WHAT THE EXERCISE ASKS ::
Reproduce the material exactly, omitting nothing.

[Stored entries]
┄┄┄┄┄┄┄┄┄┄┄┄┄┄┄┄┄┄┄┄
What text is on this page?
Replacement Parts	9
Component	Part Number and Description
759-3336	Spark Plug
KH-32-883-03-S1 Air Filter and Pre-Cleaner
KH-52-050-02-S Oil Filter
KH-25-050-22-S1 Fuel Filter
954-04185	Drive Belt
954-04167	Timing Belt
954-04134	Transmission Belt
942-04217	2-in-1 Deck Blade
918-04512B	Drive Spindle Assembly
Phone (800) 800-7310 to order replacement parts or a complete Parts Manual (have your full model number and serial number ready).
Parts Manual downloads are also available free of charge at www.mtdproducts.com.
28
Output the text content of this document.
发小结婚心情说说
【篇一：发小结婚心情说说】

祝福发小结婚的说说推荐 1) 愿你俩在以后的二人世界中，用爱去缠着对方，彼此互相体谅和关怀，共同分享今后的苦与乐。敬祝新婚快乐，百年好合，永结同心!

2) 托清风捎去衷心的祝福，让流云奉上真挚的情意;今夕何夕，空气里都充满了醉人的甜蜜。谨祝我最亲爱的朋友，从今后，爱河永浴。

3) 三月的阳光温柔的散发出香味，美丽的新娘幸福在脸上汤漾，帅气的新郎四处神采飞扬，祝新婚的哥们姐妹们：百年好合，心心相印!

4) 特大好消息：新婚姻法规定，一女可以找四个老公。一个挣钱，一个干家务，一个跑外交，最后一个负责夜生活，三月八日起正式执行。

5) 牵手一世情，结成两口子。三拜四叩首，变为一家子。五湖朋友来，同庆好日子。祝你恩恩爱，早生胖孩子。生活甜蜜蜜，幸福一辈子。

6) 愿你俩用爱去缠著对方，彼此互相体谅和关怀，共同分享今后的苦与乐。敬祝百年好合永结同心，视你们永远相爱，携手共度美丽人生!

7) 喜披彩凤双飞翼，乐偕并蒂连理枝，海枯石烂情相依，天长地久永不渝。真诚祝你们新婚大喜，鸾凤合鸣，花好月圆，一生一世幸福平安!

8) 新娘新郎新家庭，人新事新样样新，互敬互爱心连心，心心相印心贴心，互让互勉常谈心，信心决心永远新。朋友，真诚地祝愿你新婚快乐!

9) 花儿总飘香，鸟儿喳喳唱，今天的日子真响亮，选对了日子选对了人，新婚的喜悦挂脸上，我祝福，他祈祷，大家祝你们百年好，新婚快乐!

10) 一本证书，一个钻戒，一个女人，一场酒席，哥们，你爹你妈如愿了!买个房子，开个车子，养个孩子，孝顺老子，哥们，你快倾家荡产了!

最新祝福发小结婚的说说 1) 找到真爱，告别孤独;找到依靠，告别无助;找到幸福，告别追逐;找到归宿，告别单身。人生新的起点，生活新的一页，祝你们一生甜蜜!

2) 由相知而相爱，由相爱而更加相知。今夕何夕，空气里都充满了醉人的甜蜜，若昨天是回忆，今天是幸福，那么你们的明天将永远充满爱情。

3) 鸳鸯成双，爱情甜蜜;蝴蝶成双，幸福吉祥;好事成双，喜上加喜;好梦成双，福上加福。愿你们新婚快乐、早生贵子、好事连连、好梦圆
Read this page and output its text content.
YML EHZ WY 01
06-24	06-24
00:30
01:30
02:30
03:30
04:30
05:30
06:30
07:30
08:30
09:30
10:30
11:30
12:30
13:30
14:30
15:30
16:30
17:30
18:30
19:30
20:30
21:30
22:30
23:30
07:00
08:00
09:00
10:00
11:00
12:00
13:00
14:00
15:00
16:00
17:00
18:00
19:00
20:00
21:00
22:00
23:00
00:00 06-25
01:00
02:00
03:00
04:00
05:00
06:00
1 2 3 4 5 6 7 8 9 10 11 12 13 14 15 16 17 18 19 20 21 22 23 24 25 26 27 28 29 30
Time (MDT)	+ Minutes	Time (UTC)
┄┄┄┄┄┄┄┄┄┄┄┄┄┄┄┄┄┄┄┄
TASK RESULT ::
What text is on this page?
Replacement Parts	9
Component	Part Number and Description
759-3336	Spark Plug
KH-32-883-03-S1 Air Filter and Pre-Cleaner
KH-52-050-02-S Oil Filter
KH-25-050-22-S1 Fuel Filter
954-04185	Drive Belt
954-04167	Timing Belt
954-04134	Transmission Belt
942-04217	2-in-1 Deck Blade
918-04512B	Drive Spindle Assembly
Phone (800) 800-7310 to order replacement parts or a complete Parts Manual (have your full model number and serial number ready).
Parts Manual downloads are also available free of charge at www.mtdproducts.com.
28
Output the text content of this document.
发小结婚心情说说
【篇一：发小结婚心情说说】

祝福发小结婚的说说推荐 1) 愿你俩在以后的二人世界中，用爱去缠着对方，彼此互相体谅和关怀，共同分享今后的苦与乐。敬祝新婚快乐，百年好合，永结同心!

2) 托清风捎去衷心的祝福，让流云奉上真挚的情意;今夕何夕，空气里都充满了醉人的甜蜜。谨祝我最亲爱的朋友，从今后，爱河永浴。

3) 三月的阳光温柔的散发出香味，美丽的新娘幸福在脸上汤漾，帅气的新郎四处神采飞扬，祝新婚的哥们姐妹们：百年好合，心心相印!

4) 特大好消息：新婚姻法规定，一女可以找四个老公。一个挣钱，一个干家务，一个跑外交，最后一个负责夜生活，三月八日起正式执行。

5) 牵手一世情，结成两口子。三拜四叩首，变为一家子。五湖朋友来，同庆好日子。祝你恩恩爱，早生胖孩子。生活甜蜜蜜，幸福一辈子。

6) 愿你俩用爱去缠著对方，彼此互相体谅和关怀，共同分享今后的苦与乐。敬祝百年好合永结同心，视你们永远相爱，携手共度美丽人生!

7) 喜披彩凤双飞翼，乐偕并蒂连理枝，海枯石烂情相依，天长地久永不渝。真诚祝你们新婚大喜，鸾凤合鸣，花好月圆，一生一世幸福平安!

8) 新娘新郎新家庭，人新事新样样新，互敬互爱心连心，心心相印心贴心，互让互勉常谈心，信心决心永远新。朋友，真诚地祝愿你新婚快乐!

9) 花儿总飘香，鸟儿喳喳唱，今天的日子真响亮，选对了日子选对了人，新婚的喜悦挂脸上，我祝福，他祈祷，大家祝你们百年好，新婚快乐!

10) 一本证书，一个钻戒，一个女人，一场酒席，哥们，你爹你妈如愿了!买个房子，开个车子，养个孩子，孝顺老子，哥们，你快倾家荡产了!

最新祝福发小结婚的说说 1) 找到真爱，告别孤独;找到依靠，告别无助;找到幸福，告别追逐;找到归宿，告别单身。人生新的起点，生活新的一页，祝你们一生甜蜜!

2) 由相知而相爱，由相爱而更加相知。今夕何夕，空气里都充满了醉人的甜蜜，若昨天是回忆，今天是幸福，那么你们的明天将永远充满爱情。

3) 鸳鸯成双，爱情甜蜜;蝴蝶成双，幸福吉祥;好事成双，喜上加喜;好梦成双，福上加福。愿你们新婚快乐、早生贵子、好事连连、好梦圆
Read this page and output its text content.
YML EHZ WY 01
06-24	06-24
00:30
01:30
02:30
03:30
04:30
05:30
06:30
07:30
08:30
09:30
10:30
11:30
12:30
13:30
14:30
15:30
16:30
17:30
18:30
19:30
20:30
21:30
22:30
23:30
07:00
08:00
09:00
10:00
11:00
12:00
13:00
14:00
15:00
16:00
17:00
18:00
19:00
20:00
21:00
22:00
23:00
00:00 06-25
01:00
02:00
03:00
04:00
05:00
06:00
1 2 3 4 5 6 7 8 9 10 11 12 13 14 15 16 17 18 19 20 21 22 23 24 25 26 27 28 29 30
Time (MDT)	+ Minutes	Time (UTC)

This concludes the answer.